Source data
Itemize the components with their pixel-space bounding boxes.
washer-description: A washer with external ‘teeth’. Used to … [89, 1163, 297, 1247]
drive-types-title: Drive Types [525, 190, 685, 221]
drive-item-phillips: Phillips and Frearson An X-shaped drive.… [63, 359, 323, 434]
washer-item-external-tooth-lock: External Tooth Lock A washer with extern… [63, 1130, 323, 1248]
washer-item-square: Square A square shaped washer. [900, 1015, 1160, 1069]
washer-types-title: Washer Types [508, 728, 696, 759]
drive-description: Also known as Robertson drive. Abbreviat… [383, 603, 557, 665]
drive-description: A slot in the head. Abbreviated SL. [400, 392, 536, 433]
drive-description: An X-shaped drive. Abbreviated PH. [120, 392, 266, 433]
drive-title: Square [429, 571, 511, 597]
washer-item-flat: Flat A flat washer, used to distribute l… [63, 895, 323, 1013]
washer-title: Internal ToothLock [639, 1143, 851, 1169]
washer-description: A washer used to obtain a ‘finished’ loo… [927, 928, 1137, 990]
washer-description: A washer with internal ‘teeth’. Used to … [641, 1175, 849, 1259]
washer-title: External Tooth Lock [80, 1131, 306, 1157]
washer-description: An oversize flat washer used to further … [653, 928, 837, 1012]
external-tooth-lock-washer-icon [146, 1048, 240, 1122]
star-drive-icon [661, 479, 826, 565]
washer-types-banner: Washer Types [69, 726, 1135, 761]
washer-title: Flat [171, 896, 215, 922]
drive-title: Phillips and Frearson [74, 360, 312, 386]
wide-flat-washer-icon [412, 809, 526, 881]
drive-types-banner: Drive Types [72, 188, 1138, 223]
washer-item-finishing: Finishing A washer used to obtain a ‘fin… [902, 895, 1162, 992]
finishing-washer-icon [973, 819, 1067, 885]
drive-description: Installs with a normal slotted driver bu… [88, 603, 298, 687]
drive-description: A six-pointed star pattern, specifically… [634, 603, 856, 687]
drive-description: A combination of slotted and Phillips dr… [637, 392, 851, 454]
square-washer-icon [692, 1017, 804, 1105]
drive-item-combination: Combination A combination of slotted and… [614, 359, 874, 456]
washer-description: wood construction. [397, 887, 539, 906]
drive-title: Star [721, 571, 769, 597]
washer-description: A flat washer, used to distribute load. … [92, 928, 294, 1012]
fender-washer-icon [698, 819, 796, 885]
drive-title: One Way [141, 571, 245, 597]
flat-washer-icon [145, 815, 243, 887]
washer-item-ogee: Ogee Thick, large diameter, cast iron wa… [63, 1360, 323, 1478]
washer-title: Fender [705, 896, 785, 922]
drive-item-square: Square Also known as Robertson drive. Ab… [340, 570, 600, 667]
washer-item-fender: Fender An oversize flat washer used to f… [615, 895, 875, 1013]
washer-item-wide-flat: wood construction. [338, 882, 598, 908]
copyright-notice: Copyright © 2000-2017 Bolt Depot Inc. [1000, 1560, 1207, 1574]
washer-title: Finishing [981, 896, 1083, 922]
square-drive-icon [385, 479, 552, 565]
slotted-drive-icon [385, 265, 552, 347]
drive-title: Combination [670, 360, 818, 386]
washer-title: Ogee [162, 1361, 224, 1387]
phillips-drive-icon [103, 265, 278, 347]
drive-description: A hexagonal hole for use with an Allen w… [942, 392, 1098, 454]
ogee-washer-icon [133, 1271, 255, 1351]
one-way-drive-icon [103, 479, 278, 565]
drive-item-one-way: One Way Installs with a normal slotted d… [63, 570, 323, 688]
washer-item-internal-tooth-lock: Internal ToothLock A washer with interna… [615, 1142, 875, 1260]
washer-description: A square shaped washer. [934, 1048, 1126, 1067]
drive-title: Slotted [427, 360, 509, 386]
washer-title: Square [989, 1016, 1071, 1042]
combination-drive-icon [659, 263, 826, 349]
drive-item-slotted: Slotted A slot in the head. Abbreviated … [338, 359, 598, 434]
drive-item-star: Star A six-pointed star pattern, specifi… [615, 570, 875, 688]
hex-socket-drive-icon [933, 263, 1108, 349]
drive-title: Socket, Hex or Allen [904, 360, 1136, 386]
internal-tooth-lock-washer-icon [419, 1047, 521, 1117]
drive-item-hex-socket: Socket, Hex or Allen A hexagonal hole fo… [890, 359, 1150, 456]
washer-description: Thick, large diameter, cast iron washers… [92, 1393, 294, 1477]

> Given problem
Copy every one of the records above, line for line, without changing anything.

> Result of this exercise
Itemize the components with their pixel-space bounding boxes.
washer-description: A washer with external ‘teeth’. Used to … [89, 1163, 297, 1247]
drive-types-title: Drive Types [525, 190, 685, 221]
drive-item-phillips: Phillips and Frearson An X-shaped drive.… [63, 359, 323, 434]
washer-item-external-tooth-lock: External Tooth Lock A washer with extern… [63, 1130, 323, 1248]
washer-item-square: Square A square shaped washer. [900, 1015, 1160, 1069]
washer-types-title: Washer Types [508, 728, 696, 759]
drive-description: Also known as Robertson drive. Abbreviat… [383, 603, 557, 665]
drive-description: A slot in the head. Abbreviated SL. [400, 392, 536, 433]
drive-description: An X-shaped drive. Abbreviated PH. [120, 392, 266, 433]
drive-title: Square [429, 571, 511, 597]
washer-item-flat: Flat A flat washer, used to distribute l… [63, 895, 323, 1013]
washer-title: Internal ToothLock [639, 1143, 851, 1169]
washer-description: A washer used to obtain a ‘finished’ loo… [927, 928, 1137, 990]
washer-description: A washer with internal ‘teeth’. Used to … [641, 1175, 849, 1259]
washer-title: External Tooth Lock [80, 1131, 306, 1157]
washer-description: An oversize flat washer used to further … [653, 928, 837, 1012]
external-tooth-lock-washer-icon [146, 1048, 240, 1122]
star-drive-icon [661, 479, 826, 565]
washer-types-banner: Washer Types [69, 726, 1135, 761]
washer-title: Flat [171, 896, 215, 922]
drive-title: Phillips and Frearson [74, 360, 312, 386]
wide-flat-washer-icon [412, 809, 526, 881]
drive-types-banner: Drive Types [72, 188, 1138, 223]
washer-item-finishing: Finishing A washer used to obtain a ‘fin… [902, 895, 1162, 992]
finishing-washer-icon [973, 819, 1067, 885]
drive-description: Installs with a normal slotted driver bu… [88, 603, 298, 687]
drive-description: A six-pointed star pattern, specifically… [634, 603, 856, 687]
drive-description: A combination of slotted and Phillips dr… [637, 392, 851, 454]
square-washer-icon [692, 1017, 804, 1105]
drive-item-combination: Combination A combination of slotted and… [614, 359, 874, 456]
washer-description: wood construction. [397, 887, 539, 906]
drive-title: Star [721, 571, 769, 597]
washer-description: A flat washer, used to distribute load. … [92, 928, 294, 1012]
fender-washer-icon [698, 819, 796, 885]
drive-title: One Way [141, 571, 245, 597]
flat-washer-icon [145, 815, 243, 887]
washer-item-ogee: Ogee Thick, large diameter, cast iron wa… [63, 1360, 323, 1478]
washer-title: Fender [705, 896, 785, 922]
drive-item-square: Square Also known as Robertson drive. Ab… [340, 570, 600, 667]
washer-item-fender: Fender An oversize flat washer used to f… [615, 895, 875, 1013]
washer-item-wide-flat: wood construction. [338, 882, 598, 908]
copyright-notice: Copyright © 2000-2017 Bolt Depot Inc. [1000, 1560, 1207, 1574]
washer-title: Finishing [981, 896, 1083, 922]
square-drive-icon [385, 479, 552, 565]
slotted-drive-icon [385, 265, 552, 347]
drive-title: Combination [670, 360, 818, 386]
washer-title: Ogee [162, 1361, 224, 1387]
phillips-drive-icon [103, 265, 278, 347]
drive-description: A hexagonal hole for use with an Allen w… [942, 392, 1098, 454]
ogee-washer-icon [133, 1271, 255, 1351]
one-way-drive-icon [103, 479, 278, 565]
drive-item-one-way: One Way Installs with a normal slotted d… [63, 570, 323, 688]
washer-item-internal-tooth-lock: Internal ToothLock A washer with interna… [615, 1142, 875, 1260]
washer-description: A square shaped washer. [934, 1048, 1126, 1067]
drive-title: Slotted [427, 360, 509, 386]
washer-title: Square [989, 1016, 1071, 1042]
combination-drive-icon [659, 263, 826, 349]
drive-item-slotted: Slotted A slot in the head. Abbreviated … [338, 359, 598, 434]
drive-item-star: Star A six-pointed star pattern, specifi… [615, 570, 875, 688]
hex-socket-drive-icon [933, 263, 1108, 349]
drive-title: Socket, Hex or Allen [904, 360, 1136, 386]
internal-tooth-lock-washer-icon [419, 1047, 521, 1117]
drive-item-hex-socket: Socket, Hex or Allen A hexagonal hole fo… [890, 359, 1150, 456]
washer-description: Thick, large diameter, cast iron washers… [92, 1393, 294, 1477]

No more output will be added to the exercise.